By Arathy Somasekhar
HOUSTON (Reuters) – Oil export growth should stagnate in 2024 after years of strong growth, with domestic production expected to rise by the smallest amount since the pandemic, at a time when global oil demand remains weak .
Crude oil exports from U.S. ports have averaged about 4.2 million barrels per day so far this year, according to U.S. government data. That was up 3.5% from a year earlier, or the lowest percentage increase since 2015, when the U.S. exported its first shipment of domestic crude oil after a 40-year federal ban on domestic crude oil exports ended.
Last year exports grew by 13.5%. They have grown every year except 2021, when COVID-19 crushed global oil demand.
“U.S. crude oil exports are stagnant due to a combination of slowing supply growth and weakening demand, especially from Asia this year,” said Matt Smith, an analyst at energy data firm Kpler.
U.S. oil production is expected to grow just 2.3% this year as shale producers continue to focus on shareholder returns and limit new spending on production.
Offshore production is expected to increase this year as new projects start up, such as Chevron (NYSE:)’s anchor platform in the Gulf of Mexico. But production is expected to increase slowly in the coming years, meaning exports will not benefit this year.
Global oil demand has slowed this year, especially in China, where an ongoing real estate crisis has exacerbated economic concerns. Average daily U.S. crude oil exports to China have fallen by more than a third so far this year, Kpler data shows.
The recent expansion of Canada’s Trans Mountain pipeline has also boosted Chinese imports of crude oil directly from that country’s west coast. Previously, Canadian crude oil was transported to the US Gulf Coast and from there exported to China.
US export volumes to Singapore also fell, while those to India and South Korea rose.
“The demand from Asia has not materialized,” said Rohit Rathod, market analyst at energy researcher Vortexa.
Average daily U.S. exports to Europe also fell about 1% this year from last year as European buyers bought cheaper regional and West African oil.
The only major new market for US crude was Africa, as Nigeria’s Dangote refinery bought barrels of crude from WTI Midland after its start-up early this year.
“Dangote is an outlier when it comes to new refining capacity because it runs primarily on light, sweet crude from Nigeria or the US,” Kpler’s Smith said.
“New refining capacity is being built primarily in OPEC+ countries and Asia, two regions where light and medium sour barrels are more common,” Smith added.
U.S. export volumes could get a boost in coming weeks due to production cuts in Libya and elsewhere and as U.S. refineries begin maintenance, pushing more domestic barrels onto the water.
Refineries that typically import light, sweet crude could replace Libya’s Sharara with the likes of US WTI Midland, trade sources said, after Libya’s National Oil Corporation declared force majeure at the Sharara field from August 7.

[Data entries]
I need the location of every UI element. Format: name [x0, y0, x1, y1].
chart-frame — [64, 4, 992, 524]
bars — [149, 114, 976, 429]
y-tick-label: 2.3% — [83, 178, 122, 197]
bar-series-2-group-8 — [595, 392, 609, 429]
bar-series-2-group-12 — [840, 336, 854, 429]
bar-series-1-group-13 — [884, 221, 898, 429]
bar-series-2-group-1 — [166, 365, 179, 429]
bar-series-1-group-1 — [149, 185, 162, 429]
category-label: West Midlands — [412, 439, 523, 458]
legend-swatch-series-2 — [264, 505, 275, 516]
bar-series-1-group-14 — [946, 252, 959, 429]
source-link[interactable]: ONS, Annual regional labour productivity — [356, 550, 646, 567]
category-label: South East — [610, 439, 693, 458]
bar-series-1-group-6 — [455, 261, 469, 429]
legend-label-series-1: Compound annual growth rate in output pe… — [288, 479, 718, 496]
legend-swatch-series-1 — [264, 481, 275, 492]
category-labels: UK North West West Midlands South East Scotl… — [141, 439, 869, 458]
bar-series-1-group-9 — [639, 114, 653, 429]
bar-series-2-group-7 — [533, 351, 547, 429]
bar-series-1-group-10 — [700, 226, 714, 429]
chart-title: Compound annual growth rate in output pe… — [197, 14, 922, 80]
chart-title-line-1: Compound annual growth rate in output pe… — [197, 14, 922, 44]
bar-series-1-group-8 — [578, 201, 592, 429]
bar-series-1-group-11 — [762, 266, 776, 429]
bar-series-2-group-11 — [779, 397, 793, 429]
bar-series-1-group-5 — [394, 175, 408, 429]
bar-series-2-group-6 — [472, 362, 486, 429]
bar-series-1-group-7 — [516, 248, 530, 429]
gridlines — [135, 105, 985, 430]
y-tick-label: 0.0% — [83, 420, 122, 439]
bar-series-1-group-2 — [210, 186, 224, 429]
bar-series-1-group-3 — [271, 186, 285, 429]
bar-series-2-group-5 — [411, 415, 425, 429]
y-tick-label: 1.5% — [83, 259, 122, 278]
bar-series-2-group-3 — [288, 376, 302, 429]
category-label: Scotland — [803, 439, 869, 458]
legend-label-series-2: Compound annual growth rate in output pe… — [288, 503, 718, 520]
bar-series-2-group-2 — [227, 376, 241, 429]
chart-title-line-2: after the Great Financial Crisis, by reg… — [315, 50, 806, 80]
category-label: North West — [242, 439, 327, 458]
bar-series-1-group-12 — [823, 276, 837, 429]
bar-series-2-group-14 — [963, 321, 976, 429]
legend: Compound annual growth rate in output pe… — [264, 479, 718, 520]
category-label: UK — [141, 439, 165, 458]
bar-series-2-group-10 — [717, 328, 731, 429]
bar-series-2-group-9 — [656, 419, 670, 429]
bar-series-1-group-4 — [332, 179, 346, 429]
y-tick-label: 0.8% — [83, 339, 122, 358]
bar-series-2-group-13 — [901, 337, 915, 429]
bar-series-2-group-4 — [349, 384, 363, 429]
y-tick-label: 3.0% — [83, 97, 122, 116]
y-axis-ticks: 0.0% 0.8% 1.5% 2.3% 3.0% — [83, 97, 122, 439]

▶ [Work required]: According to the article on U.S. crude oil exports, why could U.S. export volumes get a boost in the coming weeks? Answer in one to three sentences.

▶ [Answer below]: U.S. export volumes could rise because of production cuts in Libya and elsewhere. U.S. refineries are also beginning maintenance, which pushes more domestic barrels onto the water.